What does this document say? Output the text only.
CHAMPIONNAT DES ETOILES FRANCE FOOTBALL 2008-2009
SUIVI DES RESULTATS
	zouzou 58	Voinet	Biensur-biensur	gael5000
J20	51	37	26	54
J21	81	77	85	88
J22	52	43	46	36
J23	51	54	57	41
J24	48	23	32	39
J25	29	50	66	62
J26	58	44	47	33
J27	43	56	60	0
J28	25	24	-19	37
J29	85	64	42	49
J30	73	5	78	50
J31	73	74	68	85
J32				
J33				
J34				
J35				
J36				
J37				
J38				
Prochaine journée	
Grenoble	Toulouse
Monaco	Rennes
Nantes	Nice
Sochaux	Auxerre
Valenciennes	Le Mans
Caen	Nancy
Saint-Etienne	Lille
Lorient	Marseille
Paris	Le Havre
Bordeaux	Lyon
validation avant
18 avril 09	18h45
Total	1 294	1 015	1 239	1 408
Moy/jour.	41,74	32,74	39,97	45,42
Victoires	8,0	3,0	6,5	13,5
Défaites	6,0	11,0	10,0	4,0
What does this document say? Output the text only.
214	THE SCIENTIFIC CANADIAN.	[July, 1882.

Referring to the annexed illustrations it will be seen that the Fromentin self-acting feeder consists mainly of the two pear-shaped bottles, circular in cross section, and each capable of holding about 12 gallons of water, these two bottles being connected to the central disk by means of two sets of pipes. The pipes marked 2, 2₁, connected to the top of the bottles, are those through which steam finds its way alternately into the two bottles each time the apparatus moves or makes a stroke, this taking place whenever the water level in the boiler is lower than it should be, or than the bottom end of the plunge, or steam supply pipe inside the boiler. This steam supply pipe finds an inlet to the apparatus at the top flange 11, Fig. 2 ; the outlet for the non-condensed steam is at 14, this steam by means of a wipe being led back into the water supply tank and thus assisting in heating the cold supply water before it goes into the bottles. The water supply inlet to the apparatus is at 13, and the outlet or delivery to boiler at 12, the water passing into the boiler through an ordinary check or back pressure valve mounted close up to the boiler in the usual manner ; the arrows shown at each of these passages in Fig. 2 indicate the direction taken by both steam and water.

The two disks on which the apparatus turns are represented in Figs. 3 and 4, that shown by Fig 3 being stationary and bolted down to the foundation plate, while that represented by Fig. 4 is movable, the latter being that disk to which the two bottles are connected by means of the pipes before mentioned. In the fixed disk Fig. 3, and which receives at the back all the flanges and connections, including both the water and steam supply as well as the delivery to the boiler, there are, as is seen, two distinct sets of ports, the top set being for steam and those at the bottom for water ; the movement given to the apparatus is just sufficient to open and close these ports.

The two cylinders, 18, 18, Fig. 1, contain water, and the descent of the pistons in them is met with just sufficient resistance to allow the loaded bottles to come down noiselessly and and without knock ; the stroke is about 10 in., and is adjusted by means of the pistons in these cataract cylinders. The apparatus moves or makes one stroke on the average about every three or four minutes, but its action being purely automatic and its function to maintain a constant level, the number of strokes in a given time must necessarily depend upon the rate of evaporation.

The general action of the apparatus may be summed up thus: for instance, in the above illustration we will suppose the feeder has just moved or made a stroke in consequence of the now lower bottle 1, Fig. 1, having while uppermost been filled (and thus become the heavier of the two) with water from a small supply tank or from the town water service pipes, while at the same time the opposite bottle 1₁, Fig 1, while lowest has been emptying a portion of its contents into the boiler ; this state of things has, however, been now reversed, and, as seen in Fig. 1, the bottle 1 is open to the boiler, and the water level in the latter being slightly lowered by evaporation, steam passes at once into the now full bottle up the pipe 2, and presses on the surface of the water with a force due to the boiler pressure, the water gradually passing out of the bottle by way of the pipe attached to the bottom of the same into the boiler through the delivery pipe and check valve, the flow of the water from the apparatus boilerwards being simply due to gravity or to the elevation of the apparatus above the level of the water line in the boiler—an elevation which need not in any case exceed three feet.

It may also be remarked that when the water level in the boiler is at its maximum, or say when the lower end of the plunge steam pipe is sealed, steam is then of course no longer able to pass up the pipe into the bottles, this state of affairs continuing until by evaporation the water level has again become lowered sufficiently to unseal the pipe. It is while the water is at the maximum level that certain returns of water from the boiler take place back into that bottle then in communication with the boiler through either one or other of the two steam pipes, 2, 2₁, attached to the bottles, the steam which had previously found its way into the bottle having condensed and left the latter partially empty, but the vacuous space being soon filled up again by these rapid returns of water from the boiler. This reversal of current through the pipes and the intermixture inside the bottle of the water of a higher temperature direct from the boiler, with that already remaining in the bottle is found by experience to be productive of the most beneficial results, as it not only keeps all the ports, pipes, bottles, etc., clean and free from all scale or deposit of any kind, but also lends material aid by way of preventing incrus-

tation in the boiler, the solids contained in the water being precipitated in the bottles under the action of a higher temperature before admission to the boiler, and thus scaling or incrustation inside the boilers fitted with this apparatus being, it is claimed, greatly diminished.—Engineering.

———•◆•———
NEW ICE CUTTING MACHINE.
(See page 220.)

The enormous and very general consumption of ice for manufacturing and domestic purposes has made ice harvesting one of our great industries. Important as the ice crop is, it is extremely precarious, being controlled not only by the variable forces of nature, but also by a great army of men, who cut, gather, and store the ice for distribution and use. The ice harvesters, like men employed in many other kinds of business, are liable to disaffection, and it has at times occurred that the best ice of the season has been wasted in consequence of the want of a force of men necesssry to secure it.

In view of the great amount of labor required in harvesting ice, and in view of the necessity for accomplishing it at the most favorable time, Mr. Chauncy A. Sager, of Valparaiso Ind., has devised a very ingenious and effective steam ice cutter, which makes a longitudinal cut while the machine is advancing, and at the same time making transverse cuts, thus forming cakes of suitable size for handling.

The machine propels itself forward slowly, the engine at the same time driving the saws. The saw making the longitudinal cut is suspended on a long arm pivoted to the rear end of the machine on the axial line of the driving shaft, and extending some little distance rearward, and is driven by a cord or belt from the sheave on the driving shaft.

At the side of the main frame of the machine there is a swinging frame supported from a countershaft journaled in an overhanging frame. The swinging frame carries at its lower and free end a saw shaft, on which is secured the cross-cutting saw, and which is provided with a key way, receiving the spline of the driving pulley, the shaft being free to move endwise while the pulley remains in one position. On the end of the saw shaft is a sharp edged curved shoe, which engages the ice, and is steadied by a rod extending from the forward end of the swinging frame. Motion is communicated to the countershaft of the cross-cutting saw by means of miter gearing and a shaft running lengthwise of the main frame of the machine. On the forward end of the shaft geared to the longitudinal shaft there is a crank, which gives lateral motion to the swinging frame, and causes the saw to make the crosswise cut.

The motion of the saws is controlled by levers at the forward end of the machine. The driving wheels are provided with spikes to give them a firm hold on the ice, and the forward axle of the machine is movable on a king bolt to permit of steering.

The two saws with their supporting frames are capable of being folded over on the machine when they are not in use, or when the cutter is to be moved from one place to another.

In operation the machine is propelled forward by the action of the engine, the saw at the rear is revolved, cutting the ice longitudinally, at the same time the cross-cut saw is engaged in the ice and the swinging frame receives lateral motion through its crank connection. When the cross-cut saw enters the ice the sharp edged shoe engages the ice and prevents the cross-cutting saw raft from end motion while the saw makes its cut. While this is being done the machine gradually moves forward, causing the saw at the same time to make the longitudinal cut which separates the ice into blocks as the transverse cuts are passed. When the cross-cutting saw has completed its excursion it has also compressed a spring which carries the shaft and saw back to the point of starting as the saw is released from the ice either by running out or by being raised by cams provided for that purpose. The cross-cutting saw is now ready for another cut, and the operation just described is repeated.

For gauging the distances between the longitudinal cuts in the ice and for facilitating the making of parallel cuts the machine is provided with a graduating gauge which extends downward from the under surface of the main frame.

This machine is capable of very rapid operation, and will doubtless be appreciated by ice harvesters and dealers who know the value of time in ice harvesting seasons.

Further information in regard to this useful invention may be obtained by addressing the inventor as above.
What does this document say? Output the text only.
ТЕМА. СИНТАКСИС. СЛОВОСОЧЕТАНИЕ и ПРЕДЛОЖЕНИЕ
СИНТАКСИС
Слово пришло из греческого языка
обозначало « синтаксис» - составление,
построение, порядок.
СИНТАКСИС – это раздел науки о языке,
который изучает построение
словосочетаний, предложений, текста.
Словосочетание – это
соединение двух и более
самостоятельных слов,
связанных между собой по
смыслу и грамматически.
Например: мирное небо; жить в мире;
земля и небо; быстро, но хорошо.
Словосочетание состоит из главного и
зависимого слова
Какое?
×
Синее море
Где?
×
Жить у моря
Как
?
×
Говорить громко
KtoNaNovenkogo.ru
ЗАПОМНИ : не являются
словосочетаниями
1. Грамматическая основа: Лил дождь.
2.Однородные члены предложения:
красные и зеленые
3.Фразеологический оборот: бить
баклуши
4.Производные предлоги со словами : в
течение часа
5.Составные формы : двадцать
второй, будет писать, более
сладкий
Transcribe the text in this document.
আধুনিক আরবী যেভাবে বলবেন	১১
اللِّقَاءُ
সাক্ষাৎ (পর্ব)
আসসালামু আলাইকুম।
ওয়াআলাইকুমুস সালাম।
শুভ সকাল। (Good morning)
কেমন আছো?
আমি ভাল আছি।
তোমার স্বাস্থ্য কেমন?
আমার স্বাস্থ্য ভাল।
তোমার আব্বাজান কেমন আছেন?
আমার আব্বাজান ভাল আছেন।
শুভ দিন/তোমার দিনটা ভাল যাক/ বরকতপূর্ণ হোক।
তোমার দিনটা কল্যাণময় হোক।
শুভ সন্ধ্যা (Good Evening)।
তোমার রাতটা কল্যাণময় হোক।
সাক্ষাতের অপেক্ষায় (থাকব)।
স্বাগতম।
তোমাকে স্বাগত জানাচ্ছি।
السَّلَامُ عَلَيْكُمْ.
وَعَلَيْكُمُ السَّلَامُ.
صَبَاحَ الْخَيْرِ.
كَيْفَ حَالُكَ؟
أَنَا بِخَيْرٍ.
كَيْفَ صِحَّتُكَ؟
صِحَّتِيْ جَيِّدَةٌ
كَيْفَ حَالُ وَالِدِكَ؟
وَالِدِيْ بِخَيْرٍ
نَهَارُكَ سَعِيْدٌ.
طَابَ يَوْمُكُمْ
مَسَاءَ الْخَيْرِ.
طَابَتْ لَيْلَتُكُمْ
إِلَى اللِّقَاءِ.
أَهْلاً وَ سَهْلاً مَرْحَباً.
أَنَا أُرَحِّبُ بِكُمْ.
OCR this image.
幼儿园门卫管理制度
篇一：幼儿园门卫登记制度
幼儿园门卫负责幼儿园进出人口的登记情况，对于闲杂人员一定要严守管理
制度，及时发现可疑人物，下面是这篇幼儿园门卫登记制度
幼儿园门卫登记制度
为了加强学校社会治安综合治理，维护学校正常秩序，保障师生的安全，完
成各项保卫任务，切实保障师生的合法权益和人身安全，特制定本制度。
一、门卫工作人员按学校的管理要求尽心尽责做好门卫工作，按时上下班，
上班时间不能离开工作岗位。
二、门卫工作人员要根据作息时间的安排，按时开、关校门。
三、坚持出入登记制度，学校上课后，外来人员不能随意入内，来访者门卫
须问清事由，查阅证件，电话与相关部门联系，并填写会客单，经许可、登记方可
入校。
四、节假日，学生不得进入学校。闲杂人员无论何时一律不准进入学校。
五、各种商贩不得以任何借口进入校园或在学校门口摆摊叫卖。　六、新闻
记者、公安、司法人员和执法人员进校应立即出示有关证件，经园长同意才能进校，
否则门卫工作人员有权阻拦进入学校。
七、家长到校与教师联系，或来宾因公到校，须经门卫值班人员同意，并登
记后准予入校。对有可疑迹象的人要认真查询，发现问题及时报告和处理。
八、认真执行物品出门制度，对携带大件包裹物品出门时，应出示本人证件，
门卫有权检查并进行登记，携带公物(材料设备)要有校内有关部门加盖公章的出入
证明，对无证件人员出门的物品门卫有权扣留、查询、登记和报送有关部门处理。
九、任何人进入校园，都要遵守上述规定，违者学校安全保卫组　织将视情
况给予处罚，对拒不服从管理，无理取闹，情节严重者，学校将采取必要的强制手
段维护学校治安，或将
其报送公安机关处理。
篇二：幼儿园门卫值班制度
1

### EXERCISE INSTRUCTIONS
Which lines of the data above contain "Good"? Copy each one.

### CORRECT OUTPUT
শুভ সকাল। (Good morning)
শুভ সন্ধ্যা (Good Evening)।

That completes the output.